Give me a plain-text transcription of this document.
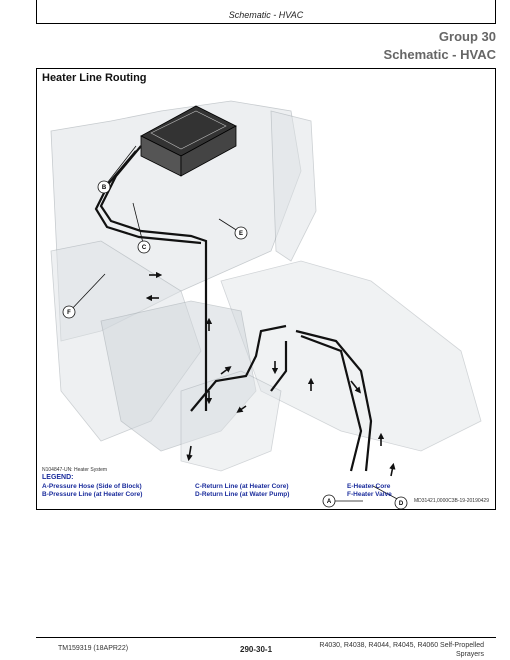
Schematic - HVAC
Group 30
Schematic - HVAC
Heater Line Routing
B
C
E
F
A	D
N104847-UN: Heater System
LEGEND:
A-Pressure Hose (Side of Block)
B-Pressure Line (at Heater Core)
C-Return Line (at Heater Core)
D-Return Line (at Water Pump)
E-Heater Core
F-Heater Valve
MD31421,0000C3B-19-20190429
TM159319 (18APR22)	290-30-1	R4030, R4038, R4044, R4045, R4060 Self-Propelled
Sprayers
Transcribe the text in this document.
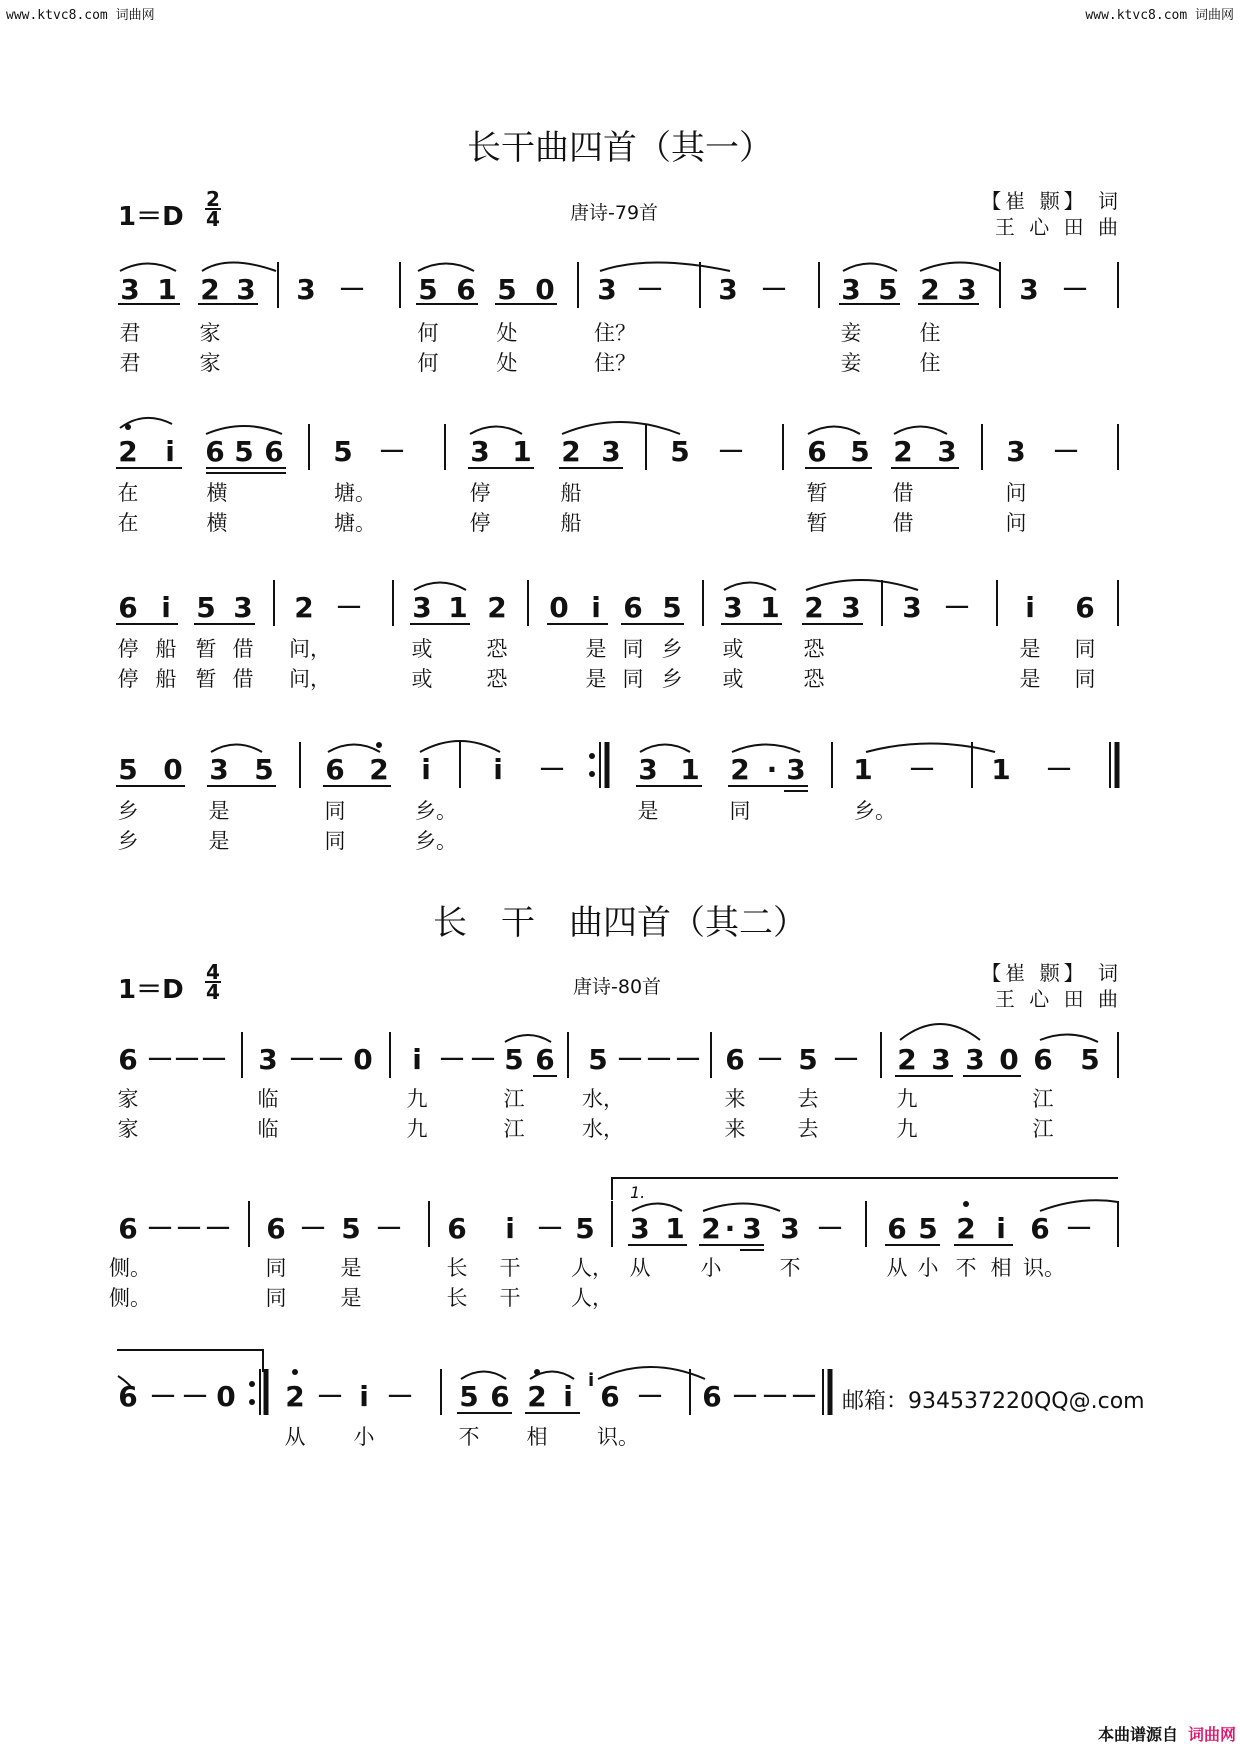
www.ktvc8.com 词曲网	www.ktvc8.com 词曲网
长干曲四首（其一）
$1=D \frac{2}{4}$	唐诗-79首	【崔 颢】 词
王 心 田 曲
3 1 2 3 3 － 5 6 5 0 3 － 3 － 3 5 2 3 3 －
君	家	何	处	住？	妾	住
君	家	何	处	住？	妾	住
2 i 6 5 6 5 － 3 1 2 3 5 － 6 5 2 3 3 －
在	横	塘。	停	船	暂	借	问
在	横	塘。	停	船	暂	借	问
6 i 5 3 2 － 3 1 2 0 i 6 5 3 1 2 3 3 － i 6
停 船 暂 借 问，	或	恐	是 同 乡 或	恐	是 同
停 船 暂 借 问，	或	恐	是 同 乡 或	恐	是 同
5 0 3 5 6 2 i i －	3 1 2 · 3 1 － 1 －
乡	是	同	乡。	是	同	乡。
乡	是	同	乡。
长　干　曲四首（其二）
$1=D \frac{4}{4}$	唐诗-80首
【崔 颢】 词
王 心 田 曲
6 －
－
－ 3 － － 0 i － － 5 6 5 － － － 6 － 5 － 2 3 3 0 6 5
家	临	九	江	水，	来 去	九	江
家	临	九	江	水，	来 去	九	江
1.
6 － － － 6 － 5 － 6 i － 5 3 1 2 · 3 3 － 6 5 2 i 6 －
侧。	同	是	长 干 人， 从 小	不	从 小 不 相 识。
侧。	同	是	长 干 人，
6 － － 0 2 － i － 5 6 2 i 6 － 6 － － －
i
邮箱：934537220QQ@.com
从 小	不 相 识。
本曲谱源自 词曲网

### Instruction
Transcribe the listing in full. Omit the pictures and keep every line exact.

### Written response
Give me a plain-text transcription of this document.
Schematic - HVAC
Group 30
Schematic - HVAC
Heater Line Routing
B
C
E
F
A	D
N104847-UN: Heater System
LEGEND:
A-Pressure Hose (Side of Block)
B-Pressure Line (at Heater Core)
C-Return Line (at Heater Core)
D-Return Line (at Water Pump)
E-Heater Core
F-Heater Valve
MD31421,0000C3B-19-20190429
TM159319 (18APR22)	290-30-1	R4030, R4038, R4044, R4045, R4060 Self-Propelled
Sprayers
Transcribe the text in this document.
www.ktvc8.com 词曲网	www.ktvc8.com 词曲网
长干曲四首（其一）
$1=D \frac{2}{4}$	唐诗-79首	【崔 颢】 词
王 心 田 曲
3 1 2 3 3 － 5 6 5 0 3 － 3 － 3 5 2 3 3 －
君	家	何	处	住？	妾	住
君	家	何	处	住？	妾	住
2 i 6 5 6 5 － 3 1 2 3 5 － 6 5 2 3 3 －
在	横	塘。	停	船	暂	借	问
在	横	塘。	停	船	暂	借	问
6 i 5 3 2 － 3 1 2 0 i 6 5 3 1 2 3 3 － i 6
停 船 暂 借 问，	或	恐	是 同 乡 或	恐	是 同
停 船 暂 借 问，	或	恐	是 同 乡 或	恐	是 同
5 0 3 5 6 2 i i －	3 1 2 · 3 1 － 1 －
乡	是	同	乡。	是	同	乡。
乡	是	同	乡。
长　干　曲四首（其二）
$1=D \frac{4}{4}$	唐诗-80首
【崔 颢】 词
王 心 田 曲
6 －
－
－ 3 － － 0 i － － 5 6 5 － － － 6 － 5 － 2 3 3 0 6 5
家	临	九	江	水，	来 去	九	江
家	临	九	江	水，	来 去	九	江
1.
6 － － － 6 － 5 － 6 i － 5 3 1 2 · 3 3 － 6 5 2 i 6 －
侧。	同	是	长 干 人， 从 小	不	从 小 不 相 识。
侧。	同	是	长 干 人，
6 － － 0 2 － i － 5 6 2 i 6 － 6 － － －
i
邮箱：934537220QQ@.com
从 小	不 相 识。
本曲谱源自 词曲网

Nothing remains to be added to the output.